* Start SELECTED TEXT *
Mukuru Munge v Florence Shingi Mwawana, Gillied Mwanyasi Mwawana & Joseph Mwanganga Mwawana [2013] KECA 153 (KLR) | Limitation Of Actions | Esheria

Mukuru Munge v Florence Shingi Mwawana, Gillied Mwanyasi Mwawana & Joseph Mwanganga Mwawana [2013] KECA 153 (KLR)

Full Case Text

IN THE COURT OF APPEAL

AT MALINDI

(CORAM: GITHINJI,MAKHANDIA, SICHALE, JJ.A

CIVIL APPEAL NO. 191  OF 2011

BETWEEN

MUKURU MUNGE...................................................................................APPELLANT

AND

FLORENCE SHINGI MWAWANA...................................1ST RESPONDENT

GILLIED MWANYASI MWAWANA...............................2ND RESPONDENT

JOSEPH MWANGANGA MWAWANA........................3RD RESPONDENT

(Appeal from Judgment of the High Court of Kenya at Mombasa (Azangalala J.) dated 25th February, 2011

in

H.C.C.A. 176 of 2008

********************

JUDGMENT OF THE COURT

This is an appeal from the judgment of the High Court (Azangalala J) as he then was) dismissing the appellants appeal from the judgment of the Senior Resident Magistrate Taveta.
* End SELECTED TEXT *
WHAT THIS EXERCISE ASKS —
1. In the court judgment, which High Court judge gave the decision under appeal, and on what date?
2. Write the next part of the court judgment, starting right after its last sentence.
* Start GIVEN DATA *
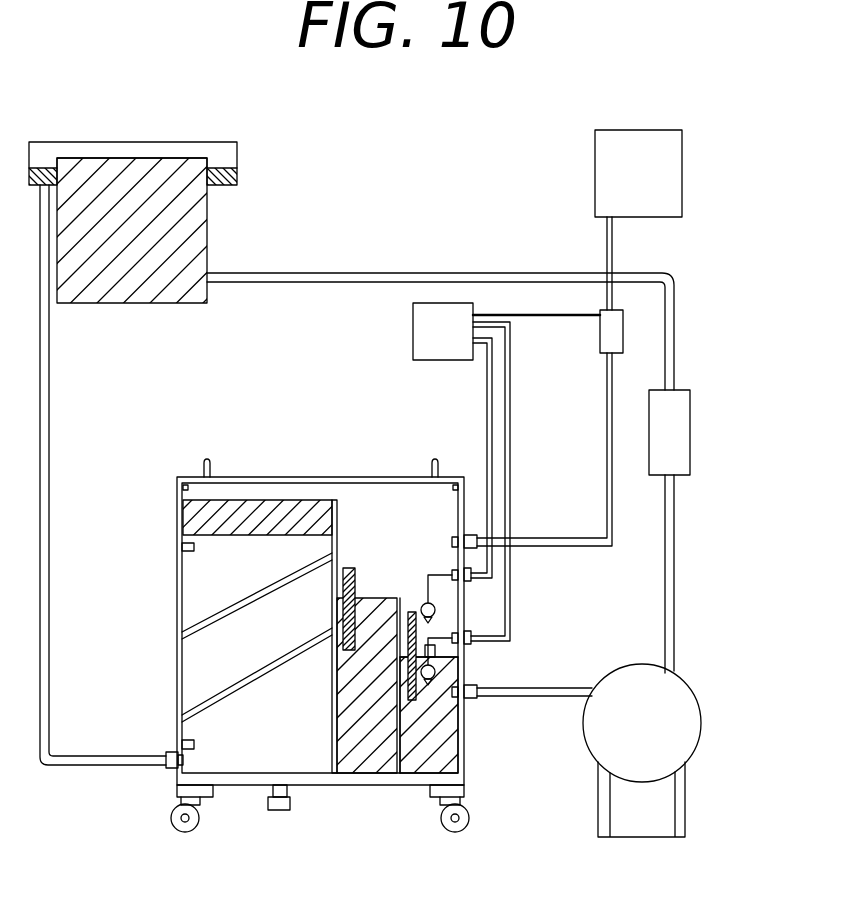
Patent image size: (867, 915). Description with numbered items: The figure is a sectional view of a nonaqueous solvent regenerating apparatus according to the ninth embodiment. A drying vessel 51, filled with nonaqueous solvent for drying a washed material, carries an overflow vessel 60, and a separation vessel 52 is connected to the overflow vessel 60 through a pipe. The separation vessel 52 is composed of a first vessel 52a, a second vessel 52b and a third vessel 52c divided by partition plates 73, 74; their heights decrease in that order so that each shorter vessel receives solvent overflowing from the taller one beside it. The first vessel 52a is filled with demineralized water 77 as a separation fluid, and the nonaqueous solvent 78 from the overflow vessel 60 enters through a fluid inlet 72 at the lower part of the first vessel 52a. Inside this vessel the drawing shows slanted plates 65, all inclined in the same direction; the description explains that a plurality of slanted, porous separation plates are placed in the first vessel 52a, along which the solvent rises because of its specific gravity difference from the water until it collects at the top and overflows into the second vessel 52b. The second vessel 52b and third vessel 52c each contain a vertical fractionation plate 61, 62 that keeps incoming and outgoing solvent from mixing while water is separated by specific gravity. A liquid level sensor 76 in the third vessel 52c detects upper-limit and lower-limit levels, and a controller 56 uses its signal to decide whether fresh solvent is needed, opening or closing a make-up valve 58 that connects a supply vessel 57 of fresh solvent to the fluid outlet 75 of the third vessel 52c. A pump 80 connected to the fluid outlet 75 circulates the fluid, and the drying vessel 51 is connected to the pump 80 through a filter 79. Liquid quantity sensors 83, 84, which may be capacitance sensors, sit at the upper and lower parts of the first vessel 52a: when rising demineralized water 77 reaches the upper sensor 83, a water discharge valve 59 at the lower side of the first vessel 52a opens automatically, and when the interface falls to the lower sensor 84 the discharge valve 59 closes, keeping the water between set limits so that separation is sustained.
* End GIVEN DATA *
RESPONSES IN ORDER —
1. Azangalala J., on 25th February, 2011.

2.
The appellant filed a suit in person in the subordinate court at Taveta against the three respondents mainly for specific performance of a sale agreement entered into between him and James Mwawana (deceased) in 1996.  the 1st respondent is the widow of the deceased while the 2nd and 3rd respondents are the sons.  The appellant averred in the plaint inter alia that in 1996 the deceased agreed to sell to him plot LR. No. 4118/148 in Taveta Town for shs. 110,000/=,  that he paid shs. 10,000 and the balance of shs. 100,000 was to be paid upon the production of a Letter of Allotment. He sued the respondents as the next kin of the deceased and pleaded that he sued the respondents as there was no administrator of the estate with whom he could deal.

The respondents filed a defence denying the agreement of sale. They averred further that if there was an agreement of sale it was only enforceable within six years and thus the cause of action was time barred.

The respondent's advocates subsequently filed and prosecuted a notice of preliminary objection to the suit claiming that the cause of action was time barred.  The appellant opposed the preliminary objection contending that limitation period did not run as the contract has no limitation clause (sic).  He relied on section 39 of the limitation of Actions Act.

By a Ruling dated 2nd October 2008 the Senior Resident Magistrate  Taveta upheld the preliminary objection and struck out the suit.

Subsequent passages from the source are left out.